─── Excerpted data
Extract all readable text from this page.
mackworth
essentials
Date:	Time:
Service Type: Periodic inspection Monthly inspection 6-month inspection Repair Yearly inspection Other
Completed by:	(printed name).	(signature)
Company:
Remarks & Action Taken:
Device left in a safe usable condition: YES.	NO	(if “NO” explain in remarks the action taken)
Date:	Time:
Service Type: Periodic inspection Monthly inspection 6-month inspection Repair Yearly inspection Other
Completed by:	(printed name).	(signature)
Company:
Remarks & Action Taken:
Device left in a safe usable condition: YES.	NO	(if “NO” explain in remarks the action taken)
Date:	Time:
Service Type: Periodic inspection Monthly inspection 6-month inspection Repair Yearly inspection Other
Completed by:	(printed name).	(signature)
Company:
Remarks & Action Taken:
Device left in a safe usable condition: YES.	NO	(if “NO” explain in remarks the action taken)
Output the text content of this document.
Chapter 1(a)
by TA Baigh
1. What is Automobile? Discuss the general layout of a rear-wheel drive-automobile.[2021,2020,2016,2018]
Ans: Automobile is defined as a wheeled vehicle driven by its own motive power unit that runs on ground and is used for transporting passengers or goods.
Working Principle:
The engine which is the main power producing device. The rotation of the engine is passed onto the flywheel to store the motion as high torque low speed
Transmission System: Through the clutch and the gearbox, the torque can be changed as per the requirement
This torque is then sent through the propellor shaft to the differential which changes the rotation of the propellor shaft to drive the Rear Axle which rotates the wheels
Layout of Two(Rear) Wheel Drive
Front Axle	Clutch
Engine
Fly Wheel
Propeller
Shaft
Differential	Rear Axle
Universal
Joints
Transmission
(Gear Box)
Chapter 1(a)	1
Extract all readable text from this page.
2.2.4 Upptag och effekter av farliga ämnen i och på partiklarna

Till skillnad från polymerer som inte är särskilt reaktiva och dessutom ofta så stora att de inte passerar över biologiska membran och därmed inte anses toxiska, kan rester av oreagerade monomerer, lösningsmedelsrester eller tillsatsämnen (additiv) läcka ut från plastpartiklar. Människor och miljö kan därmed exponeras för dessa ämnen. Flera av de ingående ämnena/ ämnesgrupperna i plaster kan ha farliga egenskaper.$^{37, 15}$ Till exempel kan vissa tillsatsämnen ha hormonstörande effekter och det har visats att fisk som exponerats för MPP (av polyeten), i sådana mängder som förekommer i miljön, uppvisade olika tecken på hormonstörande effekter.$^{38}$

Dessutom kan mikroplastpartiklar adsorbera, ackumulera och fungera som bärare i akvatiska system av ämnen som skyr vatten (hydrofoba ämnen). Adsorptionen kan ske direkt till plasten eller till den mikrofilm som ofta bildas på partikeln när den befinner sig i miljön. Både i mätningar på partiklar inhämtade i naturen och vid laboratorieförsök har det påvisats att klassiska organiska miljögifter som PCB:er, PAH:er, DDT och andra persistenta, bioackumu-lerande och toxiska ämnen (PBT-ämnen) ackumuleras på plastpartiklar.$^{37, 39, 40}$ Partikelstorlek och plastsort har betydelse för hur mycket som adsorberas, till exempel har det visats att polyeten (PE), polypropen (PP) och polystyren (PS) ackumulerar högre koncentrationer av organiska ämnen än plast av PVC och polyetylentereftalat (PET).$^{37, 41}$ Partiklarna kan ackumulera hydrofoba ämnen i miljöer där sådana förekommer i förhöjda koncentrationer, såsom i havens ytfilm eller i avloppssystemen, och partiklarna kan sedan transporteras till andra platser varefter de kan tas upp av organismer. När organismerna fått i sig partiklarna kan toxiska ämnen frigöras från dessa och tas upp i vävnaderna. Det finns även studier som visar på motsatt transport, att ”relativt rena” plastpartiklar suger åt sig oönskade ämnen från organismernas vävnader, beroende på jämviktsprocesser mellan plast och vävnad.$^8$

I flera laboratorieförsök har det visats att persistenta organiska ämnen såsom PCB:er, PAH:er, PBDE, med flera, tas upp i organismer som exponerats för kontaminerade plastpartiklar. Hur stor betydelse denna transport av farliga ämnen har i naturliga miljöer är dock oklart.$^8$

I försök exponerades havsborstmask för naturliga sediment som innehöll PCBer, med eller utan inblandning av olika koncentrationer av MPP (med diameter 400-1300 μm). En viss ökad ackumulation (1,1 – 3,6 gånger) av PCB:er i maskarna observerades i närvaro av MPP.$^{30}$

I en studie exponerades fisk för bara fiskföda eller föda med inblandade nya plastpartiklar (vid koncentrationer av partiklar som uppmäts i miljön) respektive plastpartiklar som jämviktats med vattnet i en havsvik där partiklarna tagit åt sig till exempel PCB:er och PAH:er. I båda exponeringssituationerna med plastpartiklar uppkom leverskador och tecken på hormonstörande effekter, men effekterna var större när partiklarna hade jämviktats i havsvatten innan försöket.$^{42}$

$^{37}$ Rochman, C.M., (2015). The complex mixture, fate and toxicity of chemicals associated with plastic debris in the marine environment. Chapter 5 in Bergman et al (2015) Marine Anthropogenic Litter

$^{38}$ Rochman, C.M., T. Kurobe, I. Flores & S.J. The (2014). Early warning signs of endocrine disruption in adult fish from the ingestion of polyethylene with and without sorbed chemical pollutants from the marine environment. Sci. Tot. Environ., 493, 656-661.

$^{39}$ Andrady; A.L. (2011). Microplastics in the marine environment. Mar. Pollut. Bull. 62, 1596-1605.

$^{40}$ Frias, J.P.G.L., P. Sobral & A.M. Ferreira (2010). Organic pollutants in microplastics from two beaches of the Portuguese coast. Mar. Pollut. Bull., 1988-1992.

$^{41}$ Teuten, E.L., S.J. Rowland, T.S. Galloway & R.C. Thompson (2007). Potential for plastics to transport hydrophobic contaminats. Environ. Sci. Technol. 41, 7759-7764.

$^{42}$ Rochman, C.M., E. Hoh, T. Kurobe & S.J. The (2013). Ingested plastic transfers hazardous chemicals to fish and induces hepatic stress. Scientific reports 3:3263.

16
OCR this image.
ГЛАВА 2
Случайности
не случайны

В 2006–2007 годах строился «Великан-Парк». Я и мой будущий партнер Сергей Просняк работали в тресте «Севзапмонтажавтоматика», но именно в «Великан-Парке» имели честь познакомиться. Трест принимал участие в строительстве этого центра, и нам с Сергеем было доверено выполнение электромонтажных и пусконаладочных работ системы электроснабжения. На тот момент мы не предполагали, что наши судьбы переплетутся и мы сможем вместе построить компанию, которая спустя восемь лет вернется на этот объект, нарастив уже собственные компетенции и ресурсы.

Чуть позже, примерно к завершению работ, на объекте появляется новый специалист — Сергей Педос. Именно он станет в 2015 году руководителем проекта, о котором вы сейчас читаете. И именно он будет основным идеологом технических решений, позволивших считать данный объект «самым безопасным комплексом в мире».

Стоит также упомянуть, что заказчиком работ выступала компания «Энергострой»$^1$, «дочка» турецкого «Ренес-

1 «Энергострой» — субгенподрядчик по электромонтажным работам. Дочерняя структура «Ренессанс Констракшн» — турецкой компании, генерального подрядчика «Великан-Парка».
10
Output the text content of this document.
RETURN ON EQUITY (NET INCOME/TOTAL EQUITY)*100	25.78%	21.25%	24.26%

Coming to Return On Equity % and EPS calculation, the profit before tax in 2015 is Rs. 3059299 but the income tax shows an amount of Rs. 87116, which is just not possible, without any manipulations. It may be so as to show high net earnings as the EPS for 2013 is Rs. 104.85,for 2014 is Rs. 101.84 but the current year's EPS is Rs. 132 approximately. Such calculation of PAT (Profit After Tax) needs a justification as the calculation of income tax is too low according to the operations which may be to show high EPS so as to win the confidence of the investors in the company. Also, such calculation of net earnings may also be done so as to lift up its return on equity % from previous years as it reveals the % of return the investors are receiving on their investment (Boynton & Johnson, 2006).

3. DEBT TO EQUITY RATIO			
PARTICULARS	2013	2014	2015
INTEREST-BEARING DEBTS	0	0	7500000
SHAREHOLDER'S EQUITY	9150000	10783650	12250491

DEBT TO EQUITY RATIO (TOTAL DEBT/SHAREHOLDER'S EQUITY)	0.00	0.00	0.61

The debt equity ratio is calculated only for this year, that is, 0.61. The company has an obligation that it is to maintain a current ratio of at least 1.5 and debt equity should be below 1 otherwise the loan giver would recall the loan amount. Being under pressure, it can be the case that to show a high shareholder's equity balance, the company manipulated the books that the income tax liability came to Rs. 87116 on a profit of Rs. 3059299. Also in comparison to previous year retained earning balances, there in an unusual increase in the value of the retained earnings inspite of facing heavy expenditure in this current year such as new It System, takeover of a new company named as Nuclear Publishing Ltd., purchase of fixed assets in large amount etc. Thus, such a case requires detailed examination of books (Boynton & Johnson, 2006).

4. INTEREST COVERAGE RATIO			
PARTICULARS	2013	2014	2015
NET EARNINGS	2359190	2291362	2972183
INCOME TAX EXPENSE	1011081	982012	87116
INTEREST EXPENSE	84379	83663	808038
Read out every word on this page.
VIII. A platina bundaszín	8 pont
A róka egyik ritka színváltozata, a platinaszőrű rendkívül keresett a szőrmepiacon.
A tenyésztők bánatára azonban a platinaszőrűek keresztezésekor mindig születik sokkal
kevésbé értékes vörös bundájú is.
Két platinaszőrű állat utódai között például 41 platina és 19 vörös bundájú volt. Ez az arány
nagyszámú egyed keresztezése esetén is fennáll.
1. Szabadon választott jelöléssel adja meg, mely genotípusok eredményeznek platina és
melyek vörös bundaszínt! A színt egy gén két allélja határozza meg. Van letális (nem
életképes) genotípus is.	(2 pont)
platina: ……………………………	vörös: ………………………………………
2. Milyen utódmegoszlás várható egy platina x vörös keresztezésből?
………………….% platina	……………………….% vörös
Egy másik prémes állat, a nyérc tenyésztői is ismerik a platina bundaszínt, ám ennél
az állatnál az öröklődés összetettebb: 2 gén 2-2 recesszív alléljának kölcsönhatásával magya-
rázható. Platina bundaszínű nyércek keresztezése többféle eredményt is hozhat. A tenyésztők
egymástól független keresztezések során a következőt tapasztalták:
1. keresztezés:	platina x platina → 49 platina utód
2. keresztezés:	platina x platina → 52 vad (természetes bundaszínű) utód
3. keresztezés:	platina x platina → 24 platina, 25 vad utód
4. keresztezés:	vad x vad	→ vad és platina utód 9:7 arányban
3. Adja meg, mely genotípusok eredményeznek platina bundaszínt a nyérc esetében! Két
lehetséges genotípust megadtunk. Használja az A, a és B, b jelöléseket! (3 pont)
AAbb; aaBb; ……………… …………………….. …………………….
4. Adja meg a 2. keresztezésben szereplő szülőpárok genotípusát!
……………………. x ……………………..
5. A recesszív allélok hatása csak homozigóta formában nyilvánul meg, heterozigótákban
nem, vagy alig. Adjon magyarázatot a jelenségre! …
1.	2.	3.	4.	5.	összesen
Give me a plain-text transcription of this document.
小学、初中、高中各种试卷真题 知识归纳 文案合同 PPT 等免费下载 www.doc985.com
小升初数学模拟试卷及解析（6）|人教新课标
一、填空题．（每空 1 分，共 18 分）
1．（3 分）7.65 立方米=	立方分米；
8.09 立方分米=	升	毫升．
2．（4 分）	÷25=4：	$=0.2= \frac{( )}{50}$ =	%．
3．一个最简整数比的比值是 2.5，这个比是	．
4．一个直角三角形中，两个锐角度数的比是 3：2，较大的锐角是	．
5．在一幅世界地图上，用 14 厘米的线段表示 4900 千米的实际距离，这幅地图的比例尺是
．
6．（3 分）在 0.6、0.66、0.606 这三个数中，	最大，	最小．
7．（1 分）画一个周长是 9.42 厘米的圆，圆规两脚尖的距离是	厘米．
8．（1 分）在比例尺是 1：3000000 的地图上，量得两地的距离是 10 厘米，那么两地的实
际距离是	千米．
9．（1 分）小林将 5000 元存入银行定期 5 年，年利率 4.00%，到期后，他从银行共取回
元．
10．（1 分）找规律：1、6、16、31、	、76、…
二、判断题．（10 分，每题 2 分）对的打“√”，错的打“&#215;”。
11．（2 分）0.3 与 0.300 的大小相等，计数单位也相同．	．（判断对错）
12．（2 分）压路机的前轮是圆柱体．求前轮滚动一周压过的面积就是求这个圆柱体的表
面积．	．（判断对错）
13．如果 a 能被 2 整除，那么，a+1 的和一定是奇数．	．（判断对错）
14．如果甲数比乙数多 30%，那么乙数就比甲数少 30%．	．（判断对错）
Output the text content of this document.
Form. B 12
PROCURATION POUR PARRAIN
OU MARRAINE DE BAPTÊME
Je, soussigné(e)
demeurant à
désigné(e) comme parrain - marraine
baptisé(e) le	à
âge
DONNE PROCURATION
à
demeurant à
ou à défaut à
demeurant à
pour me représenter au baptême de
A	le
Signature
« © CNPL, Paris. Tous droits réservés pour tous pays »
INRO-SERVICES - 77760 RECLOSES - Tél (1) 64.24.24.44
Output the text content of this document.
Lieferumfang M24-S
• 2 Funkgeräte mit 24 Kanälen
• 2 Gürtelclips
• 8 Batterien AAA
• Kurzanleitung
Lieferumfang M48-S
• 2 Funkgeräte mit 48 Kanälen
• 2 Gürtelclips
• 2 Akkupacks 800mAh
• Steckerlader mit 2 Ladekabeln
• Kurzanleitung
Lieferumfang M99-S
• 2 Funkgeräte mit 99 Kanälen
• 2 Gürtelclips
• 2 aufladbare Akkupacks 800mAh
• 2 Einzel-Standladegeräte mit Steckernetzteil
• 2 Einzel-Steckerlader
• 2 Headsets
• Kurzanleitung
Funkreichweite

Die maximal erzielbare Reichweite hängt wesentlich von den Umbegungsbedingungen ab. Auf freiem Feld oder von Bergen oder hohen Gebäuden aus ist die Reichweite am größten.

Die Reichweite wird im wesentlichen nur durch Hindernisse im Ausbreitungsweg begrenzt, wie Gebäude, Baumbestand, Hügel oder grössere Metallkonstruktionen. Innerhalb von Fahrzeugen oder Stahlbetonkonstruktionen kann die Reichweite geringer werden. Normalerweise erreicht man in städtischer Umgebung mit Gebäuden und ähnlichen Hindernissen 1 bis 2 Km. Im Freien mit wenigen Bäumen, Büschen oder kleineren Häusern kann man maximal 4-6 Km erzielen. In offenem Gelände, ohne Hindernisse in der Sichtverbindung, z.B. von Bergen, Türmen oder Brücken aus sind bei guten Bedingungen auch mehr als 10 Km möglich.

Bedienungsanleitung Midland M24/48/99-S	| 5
──────
§ **Task instructions**:
Look through the data above. Find each line with the string "vörös" and copy it.

§ **Response to this exercise**:
kevésbé értékes vörös bundájú is.
Két platinaszőrű állat utódai között például 41 platina és 19 vörös bundájú volt. Ez az arány
melyek vörös bundaszínt! A színt egy gén két allélja határozza meg. Van letális (nem
platina: ……………………………	vörös: ………………………………………
2. Milyen utódmegoszlás várható egy platina x vörös keresztezésből?
………………….% platina	……………………….% vörös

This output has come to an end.